**TASK STATEMENT:**
Check each line of the listing below for the word "this" and say how many lines have it. Nothing else should be written.

**TASK INPUTS:**
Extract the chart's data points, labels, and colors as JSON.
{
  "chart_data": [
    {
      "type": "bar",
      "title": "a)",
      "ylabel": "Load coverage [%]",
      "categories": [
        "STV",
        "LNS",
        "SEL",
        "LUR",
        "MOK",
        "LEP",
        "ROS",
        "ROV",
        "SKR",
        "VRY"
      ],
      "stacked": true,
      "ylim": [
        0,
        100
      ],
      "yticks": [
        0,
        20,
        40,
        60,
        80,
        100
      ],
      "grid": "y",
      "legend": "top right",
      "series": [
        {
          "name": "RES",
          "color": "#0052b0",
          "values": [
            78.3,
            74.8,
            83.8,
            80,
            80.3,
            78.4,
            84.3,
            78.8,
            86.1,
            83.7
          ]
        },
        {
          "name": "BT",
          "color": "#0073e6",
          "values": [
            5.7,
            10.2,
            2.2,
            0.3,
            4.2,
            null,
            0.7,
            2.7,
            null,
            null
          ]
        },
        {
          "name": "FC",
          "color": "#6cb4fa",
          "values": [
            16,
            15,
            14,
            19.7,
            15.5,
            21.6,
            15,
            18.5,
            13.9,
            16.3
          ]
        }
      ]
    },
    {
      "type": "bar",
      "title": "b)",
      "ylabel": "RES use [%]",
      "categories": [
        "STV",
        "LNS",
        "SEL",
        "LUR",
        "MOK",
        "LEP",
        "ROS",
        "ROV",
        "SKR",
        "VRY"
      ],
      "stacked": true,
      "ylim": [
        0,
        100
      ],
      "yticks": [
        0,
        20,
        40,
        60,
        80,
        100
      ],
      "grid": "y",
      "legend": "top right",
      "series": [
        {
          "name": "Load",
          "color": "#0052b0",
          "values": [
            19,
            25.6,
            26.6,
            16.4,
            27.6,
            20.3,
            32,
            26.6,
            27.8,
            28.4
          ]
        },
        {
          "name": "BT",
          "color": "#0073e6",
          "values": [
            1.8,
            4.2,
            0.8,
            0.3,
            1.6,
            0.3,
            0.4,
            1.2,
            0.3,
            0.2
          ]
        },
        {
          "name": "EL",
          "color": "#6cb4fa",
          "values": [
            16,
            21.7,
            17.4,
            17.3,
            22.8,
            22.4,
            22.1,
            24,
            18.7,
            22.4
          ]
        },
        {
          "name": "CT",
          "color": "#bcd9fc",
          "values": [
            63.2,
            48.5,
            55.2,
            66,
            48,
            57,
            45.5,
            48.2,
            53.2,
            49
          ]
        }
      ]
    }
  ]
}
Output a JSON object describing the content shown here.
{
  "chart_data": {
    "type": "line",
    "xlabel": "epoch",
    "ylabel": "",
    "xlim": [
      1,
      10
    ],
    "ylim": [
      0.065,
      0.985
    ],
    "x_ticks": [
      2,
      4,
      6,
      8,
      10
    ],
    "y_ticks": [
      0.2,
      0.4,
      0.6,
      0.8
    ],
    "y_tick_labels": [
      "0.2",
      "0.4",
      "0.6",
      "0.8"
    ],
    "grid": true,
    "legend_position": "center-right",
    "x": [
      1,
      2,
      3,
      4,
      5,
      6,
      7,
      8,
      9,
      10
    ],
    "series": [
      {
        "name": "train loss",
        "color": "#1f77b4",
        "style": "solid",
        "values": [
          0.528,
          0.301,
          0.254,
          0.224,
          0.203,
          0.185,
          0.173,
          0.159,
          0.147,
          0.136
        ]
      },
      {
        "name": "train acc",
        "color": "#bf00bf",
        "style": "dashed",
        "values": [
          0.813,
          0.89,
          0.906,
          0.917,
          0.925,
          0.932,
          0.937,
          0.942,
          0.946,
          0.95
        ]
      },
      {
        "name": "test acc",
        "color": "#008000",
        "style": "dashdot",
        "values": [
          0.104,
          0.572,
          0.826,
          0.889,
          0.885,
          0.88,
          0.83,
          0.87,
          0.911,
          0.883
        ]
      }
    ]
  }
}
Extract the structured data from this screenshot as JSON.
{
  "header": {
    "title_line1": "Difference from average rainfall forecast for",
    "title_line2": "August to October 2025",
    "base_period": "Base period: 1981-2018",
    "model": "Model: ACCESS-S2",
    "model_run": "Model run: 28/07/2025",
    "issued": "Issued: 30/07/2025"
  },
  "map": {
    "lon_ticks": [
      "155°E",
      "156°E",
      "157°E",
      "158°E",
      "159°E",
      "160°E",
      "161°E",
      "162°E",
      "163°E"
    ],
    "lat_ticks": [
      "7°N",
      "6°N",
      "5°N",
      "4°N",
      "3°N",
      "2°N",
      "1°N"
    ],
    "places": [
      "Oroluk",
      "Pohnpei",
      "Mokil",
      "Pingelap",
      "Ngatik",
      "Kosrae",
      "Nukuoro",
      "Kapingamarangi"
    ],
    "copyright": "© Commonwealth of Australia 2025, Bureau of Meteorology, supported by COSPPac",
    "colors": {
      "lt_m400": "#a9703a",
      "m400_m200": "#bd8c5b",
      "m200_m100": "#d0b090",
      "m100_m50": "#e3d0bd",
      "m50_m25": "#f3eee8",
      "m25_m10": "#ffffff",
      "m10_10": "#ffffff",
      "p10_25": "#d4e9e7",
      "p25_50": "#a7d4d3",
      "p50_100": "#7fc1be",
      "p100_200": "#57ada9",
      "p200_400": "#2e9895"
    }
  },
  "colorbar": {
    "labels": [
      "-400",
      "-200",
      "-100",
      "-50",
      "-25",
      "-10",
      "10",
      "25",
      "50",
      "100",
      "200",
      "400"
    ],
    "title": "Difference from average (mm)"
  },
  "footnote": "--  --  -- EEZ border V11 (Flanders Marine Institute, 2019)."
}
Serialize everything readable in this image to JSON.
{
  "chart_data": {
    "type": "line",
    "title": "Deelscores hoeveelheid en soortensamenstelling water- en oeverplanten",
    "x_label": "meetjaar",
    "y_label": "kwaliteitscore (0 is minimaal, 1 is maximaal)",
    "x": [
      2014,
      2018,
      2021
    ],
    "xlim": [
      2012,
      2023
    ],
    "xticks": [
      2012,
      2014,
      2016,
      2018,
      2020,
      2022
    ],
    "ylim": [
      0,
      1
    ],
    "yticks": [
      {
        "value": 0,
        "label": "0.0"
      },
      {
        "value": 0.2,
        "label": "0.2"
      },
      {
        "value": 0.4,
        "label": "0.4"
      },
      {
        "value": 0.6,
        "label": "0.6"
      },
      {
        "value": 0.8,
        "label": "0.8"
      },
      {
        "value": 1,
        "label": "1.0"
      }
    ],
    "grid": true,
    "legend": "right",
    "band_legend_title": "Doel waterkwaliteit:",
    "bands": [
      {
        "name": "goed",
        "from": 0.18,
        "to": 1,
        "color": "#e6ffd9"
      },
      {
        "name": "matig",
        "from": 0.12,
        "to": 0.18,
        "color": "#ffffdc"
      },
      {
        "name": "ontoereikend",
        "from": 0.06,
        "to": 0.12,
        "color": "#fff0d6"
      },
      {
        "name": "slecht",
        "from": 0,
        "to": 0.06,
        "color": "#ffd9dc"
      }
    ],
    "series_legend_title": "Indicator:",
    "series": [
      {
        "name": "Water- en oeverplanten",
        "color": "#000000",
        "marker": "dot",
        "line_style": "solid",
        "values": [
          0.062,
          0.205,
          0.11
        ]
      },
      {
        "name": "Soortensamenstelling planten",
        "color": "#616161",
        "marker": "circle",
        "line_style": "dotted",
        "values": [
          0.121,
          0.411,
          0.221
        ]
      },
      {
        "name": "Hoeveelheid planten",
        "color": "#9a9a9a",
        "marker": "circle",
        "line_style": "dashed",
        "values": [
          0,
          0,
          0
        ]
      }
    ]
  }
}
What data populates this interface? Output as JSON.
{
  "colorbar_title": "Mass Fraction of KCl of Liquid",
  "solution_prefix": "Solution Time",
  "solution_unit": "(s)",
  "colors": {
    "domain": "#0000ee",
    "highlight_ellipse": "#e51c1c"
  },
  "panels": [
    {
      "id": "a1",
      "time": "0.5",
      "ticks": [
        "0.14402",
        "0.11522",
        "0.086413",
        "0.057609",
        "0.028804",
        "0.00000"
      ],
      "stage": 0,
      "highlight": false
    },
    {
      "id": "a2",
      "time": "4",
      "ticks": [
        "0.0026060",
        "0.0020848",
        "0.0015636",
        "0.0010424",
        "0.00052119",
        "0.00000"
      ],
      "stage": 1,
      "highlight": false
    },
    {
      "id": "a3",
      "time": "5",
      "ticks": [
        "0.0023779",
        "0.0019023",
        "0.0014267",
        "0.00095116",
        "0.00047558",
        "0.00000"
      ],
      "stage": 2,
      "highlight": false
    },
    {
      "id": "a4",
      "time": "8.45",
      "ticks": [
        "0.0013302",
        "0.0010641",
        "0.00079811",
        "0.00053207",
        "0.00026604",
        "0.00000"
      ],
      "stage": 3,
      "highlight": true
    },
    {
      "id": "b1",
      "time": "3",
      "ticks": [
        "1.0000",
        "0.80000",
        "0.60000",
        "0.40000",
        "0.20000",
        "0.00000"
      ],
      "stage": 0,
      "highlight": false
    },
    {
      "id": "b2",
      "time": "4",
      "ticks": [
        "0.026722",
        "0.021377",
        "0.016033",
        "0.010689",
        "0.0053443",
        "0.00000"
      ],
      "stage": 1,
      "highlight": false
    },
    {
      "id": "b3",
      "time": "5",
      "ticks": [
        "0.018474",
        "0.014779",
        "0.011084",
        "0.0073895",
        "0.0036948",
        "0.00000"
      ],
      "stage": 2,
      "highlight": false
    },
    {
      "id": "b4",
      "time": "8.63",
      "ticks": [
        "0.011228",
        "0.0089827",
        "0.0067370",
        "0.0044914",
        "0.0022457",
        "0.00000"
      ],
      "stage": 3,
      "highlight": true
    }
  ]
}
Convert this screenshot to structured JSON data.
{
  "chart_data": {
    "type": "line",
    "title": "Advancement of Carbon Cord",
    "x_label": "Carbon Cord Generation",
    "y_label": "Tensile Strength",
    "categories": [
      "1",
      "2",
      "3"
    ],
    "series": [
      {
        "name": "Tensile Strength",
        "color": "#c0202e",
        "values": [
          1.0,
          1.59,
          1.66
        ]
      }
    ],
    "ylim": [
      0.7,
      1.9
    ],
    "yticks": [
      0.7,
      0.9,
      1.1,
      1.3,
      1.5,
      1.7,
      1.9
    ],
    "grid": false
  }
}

**PROBLEM SOLUTION:**
4